◆ GIVEN REQUEST
Copy out each line below that contains the string "column".

◆ THE INPUT

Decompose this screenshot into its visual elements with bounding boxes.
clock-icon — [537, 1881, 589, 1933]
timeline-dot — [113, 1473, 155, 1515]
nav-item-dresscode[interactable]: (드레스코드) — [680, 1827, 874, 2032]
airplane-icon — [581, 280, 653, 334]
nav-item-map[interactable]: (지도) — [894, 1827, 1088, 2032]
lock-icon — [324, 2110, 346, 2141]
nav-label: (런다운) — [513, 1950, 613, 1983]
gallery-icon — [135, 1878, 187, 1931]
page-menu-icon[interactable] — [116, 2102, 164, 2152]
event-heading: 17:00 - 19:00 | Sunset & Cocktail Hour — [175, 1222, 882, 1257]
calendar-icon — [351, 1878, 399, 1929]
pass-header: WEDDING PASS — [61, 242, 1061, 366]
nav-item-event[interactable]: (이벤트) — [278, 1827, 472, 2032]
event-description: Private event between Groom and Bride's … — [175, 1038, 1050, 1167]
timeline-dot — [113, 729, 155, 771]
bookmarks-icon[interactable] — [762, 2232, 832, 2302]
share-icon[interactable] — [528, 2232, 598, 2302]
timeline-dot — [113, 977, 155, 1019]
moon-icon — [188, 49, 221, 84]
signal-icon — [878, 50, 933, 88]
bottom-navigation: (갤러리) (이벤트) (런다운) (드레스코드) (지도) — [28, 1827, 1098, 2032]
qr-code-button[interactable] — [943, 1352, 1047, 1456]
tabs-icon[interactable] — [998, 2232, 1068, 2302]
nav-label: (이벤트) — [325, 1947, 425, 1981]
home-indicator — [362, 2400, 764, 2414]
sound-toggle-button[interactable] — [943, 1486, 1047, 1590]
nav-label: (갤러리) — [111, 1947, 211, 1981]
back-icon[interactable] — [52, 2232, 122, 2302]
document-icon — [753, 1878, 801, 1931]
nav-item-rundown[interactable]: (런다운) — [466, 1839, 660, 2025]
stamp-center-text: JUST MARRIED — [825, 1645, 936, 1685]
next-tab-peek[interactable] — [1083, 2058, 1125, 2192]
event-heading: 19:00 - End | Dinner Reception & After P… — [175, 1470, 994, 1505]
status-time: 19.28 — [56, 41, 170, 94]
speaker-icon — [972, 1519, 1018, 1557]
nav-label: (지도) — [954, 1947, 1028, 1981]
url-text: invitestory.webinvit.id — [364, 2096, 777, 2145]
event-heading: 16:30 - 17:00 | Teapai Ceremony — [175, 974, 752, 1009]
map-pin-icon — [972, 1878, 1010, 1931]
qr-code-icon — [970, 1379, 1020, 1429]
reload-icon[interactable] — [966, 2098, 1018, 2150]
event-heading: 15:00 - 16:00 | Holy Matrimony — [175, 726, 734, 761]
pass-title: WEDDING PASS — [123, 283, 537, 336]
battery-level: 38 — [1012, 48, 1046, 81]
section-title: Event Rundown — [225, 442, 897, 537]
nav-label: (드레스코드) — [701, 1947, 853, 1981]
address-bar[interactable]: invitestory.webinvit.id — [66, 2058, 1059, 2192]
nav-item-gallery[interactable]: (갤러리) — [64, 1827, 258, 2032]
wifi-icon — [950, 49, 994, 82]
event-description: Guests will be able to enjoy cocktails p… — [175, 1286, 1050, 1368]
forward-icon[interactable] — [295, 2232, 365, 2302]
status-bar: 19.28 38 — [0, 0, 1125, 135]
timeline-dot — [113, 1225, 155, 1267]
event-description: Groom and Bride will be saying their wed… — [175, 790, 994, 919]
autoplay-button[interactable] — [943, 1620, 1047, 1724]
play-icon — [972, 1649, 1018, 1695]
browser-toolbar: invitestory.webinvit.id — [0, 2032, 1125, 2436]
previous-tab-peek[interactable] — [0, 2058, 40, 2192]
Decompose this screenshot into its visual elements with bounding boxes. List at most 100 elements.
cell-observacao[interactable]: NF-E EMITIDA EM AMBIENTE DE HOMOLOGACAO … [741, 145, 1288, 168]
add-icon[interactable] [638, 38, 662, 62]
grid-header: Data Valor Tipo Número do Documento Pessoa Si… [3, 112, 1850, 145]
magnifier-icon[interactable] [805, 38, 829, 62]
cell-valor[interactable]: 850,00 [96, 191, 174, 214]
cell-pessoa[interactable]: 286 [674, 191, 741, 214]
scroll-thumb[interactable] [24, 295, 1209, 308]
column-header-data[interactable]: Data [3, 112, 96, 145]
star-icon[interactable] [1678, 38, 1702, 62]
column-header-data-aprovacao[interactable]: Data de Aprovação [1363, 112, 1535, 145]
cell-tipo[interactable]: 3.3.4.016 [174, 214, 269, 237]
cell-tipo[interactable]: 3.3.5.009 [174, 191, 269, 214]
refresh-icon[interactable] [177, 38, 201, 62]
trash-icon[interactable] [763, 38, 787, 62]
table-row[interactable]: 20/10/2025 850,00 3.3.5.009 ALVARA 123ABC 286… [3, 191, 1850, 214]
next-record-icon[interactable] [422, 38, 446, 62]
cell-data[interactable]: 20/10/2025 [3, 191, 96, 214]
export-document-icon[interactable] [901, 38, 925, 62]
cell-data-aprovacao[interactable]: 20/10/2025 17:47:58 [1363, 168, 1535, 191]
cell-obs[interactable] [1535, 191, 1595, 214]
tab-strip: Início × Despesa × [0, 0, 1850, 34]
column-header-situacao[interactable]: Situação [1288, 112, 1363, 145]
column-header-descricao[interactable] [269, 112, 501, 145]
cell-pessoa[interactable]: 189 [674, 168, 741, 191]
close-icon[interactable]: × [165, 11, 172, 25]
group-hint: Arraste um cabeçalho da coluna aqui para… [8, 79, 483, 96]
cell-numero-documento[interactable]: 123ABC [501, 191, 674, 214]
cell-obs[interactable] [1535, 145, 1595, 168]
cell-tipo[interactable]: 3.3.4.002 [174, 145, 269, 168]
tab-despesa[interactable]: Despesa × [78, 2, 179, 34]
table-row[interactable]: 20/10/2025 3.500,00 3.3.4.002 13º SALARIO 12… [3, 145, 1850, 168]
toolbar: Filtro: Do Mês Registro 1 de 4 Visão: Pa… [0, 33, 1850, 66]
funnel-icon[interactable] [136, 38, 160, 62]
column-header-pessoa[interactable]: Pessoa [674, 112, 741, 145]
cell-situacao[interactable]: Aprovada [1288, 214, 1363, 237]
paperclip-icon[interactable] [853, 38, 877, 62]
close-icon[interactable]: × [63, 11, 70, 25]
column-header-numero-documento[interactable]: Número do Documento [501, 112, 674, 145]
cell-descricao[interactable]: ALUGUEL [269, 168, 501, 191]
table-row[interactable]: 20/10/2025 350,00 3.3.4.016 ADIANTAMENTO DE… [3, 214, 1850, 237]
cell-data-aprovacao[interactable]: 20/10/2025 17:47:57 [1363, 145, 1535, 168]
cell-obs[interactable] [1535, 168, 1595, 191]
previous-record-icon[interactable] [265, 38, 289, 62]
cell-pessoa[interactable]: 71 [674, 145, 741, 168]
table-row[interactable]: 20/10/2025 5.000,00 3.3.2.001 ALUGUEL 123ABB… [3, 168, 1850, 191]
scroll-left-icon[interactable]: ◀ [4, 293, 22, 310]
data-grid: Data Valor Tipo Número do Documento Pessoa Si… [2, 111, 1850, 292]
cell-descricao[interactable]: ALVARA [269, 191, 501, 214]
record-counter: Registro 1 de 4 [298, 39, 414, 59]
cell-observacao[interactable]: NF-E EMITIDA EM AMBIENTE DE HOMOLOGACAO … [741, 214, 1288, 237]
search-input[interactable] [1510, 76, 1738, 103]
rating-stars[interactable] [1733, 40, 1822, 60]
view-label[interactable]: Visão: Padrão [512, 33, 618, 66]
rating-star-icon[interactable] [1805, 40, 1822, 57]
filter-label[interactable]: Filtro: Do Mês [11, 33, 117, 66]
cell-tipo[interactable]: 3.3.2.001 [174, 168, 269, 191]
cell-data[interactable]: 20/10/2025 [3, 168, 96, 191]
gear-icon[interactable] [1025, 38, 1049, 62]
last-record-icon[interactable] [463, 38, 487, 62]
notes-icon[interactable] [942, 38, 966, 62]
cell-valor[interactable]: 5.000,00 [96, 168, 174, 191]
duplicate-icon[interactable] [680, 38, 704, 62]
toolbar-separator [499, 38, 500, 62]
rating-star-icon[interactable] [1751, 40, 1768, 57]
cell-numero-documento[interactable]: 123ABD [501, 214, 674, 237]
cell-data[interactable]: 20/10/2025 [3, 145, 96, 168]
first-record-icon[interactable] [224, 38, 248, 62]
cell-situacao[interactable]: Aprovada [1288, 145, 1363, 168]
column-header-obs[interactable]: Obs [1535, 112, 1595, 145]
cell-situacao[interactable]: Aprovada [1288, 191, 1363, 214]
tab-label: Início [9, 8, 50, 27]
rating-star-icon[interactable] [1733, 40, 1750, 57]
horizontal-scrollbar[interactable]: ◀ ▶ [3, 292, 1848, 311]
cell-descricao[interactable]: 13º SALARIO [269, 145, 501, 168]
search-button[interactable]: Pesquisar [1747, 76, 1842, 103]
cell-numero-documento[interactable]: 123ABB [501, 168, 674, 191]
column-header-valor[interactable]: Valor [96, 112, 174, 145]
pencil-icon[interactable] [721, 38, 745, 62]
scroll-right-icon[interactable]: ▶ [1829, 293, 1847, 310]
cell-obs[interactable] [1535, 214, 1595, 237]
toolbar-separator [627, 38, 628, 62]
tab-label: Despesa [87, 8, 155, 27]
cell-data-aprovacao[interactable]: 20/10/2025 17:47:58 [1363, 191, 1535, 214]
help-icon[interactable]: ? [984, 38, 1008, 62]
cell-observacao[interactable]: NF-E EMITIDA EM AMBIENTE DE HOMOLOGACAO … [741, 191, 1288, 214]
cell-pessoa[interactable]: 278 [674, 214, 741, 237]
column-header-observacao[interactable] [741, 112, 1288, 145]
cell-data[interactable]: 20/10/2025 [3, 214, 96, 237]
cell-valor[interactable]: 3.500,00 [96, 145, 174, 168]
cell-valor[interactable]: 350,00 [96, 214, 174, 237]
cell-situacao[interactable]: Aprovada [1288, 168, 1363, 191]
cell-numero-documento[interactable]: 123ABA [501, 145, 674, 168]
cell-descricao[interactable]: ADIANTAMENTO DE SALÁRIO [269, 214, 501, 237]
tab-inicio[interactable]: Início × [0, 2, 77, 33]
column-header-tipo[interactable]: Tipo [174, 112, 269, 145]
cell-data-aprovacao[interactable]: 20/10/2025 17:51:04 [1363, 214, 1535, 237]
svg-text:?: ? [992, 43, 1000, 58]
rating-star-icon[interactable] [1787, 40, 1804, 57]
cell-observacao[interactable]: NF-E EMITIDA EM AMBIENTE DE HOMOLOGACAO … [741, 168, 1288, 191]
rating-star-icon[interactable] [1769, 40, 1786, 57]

◆ COMPLETED TASK
column-header-data[interactable]: Data [3, 112, 96, 145]
column-header-data-aprovacao[interactable]: Data de Aprovação [1363, 112, 1535, 145]
column-header-situacao[interactable]: Situação [1288, 112, 1363, 145]
column-header-descricao[interactable] [269, 112, 501, 145]
column-header-pessoa[interactable]: Pessoa [674, 112, 741, 145]
column-header-numero-documento[interactable]: Número do Documento [501, 112, 674, 145]
column-header-obs[interactable]: Obs [1535, 112, 1595, 145]
column-header-valor[interactable]: Valor [96, 112, 174, 145]
column-header-observacao[interactable] [741, 112, 1288, 145]
column-header-tipo[interactable]: Tipo [174, 112, 269, 145]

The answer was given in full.